PROBLEM REQUIREMENTS
Find the lines that include the string "color" and report how many there are. Give no other text.

DATA ROWS
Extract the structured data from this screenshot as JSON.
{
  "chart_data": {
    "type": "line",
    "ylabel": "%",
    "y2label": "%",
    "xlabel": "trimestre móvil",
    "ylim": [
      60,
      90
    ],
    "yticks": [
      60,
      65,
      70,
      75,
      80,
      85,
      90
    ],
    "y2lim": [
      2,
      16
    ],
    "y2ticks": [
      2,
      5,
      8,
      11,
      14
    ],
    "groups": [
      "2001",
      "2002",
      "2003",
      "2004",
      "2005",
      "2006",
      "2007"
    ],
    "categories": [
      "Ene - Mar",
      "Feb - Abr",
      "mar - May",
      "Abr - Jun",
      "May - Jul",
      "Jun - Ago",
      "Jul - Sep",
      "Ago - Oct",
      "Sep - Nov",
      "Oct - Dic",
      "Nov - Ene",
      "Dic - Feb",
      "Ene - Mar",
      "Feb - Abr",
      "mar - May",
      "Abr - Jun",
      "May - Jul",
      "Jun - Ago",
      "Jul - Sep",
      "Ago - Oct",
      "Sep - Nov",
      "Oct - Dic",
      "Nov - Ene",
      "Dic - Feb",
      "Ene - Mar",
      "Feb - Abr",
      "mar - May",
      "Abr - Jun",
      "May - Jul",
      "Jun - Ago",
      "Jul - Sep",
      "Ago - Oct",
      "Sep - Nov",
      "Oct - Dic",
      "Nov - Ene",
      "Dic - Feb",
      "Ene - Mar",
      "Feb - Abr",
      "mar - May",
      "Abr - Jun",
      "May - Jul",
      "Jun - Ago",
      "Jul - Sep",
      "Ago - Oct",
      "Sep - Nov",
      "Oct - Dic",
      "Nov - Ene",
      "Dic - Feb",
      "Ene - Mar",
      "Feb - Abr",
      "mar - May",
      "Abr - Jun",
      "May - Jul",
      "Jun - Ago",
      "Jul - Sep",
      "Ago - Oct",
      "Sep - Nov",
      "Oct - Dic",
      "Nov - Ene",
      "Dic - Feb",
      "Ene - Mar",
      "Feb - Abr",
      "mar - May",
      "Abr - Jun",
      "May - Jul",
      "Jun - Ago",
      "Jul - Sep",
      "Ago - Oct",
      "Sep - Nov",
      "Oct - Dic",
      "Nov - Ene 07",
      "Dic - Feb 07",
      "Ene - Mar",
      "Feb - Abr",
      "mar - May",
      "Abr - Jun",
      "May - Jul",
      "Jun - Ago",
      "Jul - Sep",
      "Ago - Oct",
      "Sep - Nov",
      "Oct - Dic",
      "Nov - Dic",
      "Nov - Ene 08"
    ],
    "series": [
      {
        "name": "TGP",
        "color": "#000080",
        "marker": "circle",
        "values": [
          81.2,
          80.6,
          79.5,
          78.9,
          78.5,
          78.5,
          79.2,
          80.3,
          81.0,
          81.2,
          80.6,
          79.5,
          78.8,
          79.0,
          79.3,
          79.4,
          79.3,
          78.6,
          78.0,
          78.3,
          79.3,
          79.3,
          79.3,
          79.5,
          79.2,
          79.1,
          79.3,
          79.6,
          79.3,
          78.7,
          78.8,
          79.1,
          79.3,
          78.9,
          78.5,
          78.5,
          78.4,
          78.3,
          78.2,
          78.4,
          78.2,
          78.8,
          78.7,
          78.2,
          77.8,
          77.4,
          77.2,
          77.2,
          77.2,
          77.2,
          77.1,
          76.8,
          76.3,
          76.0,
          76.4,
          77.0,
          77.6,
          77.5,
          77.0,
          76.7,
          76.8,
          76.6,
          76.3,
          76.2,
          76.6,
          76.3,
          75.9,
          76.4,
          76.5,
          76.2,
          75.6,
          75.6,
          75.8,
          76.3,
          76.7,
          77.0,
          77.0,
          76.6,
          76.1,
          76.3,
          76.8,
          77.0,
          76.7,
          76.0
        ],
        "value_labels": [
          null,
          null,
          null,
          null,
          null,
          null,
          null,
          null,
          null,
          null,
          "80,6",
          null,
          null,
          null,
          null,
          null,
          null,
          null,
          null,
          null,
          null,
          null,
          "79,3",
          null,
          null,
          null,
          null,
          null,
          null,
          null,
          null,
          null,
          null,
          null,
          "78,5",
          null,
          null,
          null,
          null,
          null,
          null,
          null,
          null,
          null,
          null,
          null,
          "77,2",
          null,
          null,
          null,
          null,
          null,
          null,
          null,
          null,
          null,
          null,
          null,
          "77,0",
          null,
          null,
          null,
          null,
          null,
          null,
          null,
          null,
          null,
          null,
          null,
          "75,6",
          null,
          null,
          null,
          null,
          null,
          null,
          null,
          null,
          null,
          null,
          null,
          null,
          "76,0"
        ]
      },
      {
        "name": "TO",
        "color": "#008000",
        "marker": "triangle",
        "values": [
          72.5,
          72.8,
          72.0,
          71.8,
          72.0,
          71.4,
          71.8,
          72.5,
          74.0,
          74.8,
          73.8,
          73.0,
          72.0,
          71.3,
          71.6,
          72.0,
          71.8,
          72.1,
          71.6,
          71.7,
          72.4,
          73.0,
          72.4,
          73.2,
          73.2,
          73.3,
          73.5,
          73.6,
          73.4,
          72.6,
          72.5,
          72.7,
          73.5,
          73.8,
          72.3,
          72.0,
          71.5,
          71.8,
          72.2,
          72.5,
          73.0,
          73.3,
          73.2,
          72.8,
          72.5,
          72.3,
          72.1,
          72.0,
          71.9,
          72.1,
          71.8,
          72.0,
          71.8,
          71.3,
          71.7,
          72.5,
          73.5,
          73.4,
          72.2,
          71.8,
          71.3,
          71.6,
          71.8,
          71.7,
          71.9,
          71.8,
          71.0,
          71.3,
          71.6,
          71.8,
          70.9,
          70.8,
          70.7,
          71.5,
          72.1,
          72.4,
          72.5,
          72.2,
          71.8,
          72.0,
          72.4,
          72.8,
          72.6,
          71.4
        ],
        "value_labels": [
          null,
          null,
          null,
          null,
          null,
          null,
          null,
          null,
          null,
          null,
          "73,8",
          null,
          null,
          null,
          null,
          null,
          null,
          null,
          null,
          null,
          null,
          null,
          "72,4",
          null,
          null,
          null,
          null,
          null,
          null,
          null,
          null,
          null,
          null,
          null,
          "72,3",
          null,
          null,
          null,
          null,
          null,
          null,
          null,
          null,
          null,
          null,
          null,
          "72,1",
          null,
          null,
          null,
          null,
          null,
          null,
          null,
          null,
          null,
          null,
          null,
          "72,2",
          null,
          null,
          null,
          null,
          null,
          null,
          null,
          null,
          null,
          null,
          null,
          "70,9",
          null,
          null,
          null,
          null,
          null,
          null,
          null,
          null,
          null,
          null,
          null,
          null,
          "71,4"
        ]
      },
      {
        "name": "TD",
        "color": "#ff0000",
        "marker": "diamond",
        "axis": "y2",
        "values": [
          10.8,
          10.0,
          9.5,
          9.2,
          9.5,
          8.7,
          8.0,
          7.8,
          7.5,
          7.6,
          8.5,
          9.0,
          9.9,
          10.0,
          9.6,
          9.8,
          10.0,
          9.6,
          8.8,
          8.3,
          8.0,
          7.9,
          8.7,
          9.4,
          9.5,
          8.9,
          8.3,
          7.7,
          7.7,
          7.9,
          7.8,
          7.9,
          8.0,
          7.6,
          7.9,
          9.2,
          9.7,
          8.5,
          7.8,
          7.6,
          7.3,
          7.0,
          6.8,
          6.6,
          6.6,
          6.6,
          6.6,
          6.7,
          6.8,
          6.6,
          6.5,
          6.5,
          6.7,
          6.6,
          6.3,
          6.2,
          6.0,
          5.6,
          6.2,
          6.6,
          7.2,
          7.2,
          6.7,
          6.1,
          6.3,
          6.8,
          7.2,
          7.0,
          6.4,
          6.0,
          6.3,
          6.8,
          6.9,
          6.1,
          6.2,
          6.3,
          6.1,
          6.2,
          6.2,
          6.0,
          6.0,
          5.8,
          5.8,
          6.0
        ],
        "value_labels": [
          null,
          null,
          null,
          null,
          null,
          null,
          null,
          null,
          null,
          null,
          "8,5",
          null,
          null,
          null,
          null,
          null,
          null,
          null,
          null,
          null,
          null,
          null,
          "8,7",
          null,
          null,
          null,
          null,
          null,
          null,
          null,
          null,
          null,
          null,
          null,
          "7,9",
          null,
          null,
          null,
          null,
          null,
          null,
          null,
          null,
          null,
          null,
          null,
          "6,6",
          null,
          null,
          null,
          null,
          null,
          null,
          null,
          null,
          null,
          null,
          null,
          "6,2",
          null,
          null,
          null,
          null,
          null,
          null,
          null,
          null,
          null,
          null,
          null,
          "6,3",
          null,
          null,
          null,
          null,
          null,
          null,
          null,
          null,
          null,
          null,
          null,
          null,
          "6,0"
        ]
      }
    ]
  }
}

ANSWER TO THIS TASK
3